══ RECORDS PROVIDED ══

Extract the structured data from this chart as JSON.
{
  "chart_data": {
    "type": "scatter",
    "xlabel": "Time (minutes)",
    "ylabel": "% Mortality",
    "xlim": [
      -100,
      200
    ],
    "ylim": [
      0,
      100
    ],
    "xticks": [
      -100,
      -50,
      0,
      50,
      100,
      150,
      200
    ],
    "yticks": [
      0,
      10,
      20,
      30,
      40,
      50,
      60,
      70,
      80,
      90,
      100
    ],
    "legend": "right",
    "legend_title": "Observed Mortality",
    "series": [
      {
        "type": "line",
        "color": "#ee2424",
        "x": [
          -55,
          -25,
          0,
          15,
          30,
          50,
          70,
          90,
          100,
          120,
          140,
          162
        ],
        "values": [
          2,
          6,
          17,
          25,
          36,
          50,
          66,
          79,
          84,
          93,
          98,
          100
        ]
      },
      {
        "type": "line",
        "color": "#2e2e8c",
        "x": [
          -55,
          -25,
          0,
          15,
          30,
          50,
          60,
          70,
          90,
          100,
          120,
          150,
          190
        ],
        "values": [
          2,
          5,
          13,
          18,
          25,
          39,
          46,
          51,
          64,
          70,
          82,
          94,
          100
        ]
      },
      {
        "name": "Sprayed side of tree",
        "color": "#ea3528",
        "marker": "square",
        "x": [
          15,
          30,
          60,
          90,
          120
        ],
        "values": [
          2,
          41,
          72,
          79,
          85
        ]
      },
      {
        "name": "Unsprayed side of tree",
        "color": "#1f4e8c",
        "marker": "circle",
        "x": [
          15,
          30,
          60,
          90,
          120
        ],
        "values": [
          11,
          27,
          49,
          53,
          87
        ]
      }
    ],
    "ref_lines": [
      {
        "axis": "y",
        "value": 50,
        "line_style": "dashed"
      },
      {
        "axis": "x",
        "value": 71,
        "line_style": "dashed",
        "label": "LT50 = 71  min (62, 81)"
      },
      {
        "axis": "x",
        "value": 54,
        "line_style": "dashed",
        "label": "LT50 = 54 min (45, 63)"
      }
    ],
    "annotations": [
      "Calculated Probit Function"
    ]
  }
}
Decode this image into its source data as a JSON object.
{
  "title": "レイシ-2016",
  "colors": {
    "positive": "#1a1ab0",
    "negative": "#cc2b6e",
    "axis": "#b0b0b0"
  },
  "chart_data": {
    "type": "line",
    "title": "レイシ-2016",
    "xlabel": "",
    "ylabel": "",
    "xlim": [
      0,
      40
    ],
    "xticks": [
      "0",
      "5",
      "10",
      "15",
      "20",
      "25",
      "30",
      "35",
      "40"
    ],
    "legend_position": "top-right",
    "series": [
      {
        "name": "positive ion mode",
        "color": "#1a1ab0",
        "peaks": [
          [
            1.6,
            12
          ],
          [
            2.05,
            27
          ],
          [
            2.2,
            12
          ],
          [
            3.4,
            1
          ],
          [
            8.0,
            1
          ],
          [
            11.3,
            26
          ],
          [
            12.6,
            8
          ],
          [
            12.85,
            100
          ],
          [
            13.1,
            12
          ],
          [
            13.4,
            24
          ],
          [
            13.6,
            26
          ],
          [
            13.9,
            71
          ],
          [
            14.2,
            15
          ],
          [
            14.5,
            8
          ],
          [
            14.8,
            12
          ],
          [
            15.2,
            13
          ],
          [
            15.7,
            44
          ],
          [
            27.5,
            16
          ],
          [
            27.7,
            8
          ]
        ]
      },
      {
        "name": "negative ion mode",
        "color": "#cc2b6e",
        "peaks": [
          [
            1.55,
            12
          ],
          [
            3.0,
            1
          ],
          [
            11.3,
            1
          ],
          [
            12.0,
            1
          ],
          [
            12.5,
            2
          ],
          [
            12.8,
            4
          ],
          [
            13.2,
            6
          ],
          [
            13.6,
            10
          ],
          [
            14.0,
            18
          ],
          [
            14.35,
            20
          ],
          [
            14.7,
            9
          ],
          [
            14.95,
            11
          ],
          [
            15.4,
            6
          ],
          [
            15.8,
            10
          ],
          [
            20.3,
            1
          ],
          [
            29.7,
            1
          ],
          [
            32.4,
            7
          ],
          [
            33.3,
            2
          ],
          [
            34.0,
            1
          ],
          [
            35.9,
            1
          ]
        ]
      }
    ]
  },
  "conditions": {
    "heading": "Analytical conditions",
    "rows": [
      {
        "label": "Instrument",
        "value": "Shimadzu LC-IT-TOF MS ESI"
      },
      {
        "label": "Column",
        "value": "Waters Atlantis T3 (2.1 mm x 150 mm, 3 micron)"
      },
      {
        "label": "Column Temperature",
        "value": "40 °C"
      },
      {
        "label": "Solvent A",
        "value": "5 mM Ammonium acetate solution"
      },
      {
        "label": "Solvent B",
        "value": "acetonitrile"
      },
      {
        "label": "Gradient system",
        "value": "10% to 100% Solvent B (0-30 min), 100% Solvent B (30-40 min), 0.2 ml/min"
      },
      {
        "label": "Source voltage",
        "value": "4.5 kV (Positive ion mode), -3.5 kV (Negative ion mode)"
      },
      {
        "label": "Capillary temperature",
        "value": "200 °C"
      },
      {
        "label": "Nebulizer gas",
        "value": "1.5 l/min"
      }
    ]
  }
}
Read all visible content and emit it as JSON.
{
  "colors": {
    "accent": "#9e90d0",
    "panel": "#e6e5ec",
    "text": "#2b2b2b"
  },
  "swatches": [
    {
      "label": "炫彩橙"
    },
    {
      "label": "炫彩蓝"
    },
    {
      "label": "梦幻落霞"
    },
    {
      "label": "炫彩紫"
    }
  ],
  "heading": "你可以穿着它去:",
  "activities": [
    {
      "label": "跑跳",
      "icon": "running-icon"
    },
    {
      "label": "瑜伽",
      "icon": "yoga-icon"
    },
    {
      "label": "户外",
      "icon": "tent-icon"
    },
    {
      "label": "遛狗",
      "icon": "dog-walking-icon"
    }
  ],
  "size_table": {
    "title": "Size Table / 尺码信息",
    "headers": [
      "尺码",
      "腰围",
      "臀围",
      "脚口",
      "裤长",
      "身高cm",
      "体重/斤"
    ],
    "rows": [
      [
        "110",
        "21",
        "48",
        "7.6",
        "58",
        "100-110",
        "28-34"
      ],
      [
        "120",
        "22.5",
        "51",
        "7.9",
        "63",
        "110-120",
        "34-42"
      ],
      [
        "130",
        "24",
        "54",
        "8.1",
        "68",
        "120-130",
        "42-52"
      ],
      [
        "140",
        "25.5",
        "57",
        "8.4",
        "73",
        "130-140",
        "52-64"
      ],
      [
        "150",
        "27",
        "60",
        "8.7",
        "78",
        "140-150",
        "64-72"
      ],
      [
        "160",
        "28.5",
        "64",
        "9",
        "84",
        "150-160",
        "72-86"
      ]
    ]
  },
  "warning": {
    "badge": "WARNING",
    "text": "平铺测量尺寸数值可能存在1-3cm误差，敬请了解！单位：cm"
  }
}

═══

Go through the data and gather every line that holds "this".

**WRITTEN ANSWER:**
Extract the structured data from this chart as JSON.
Decode this image into its source data as a JSON object.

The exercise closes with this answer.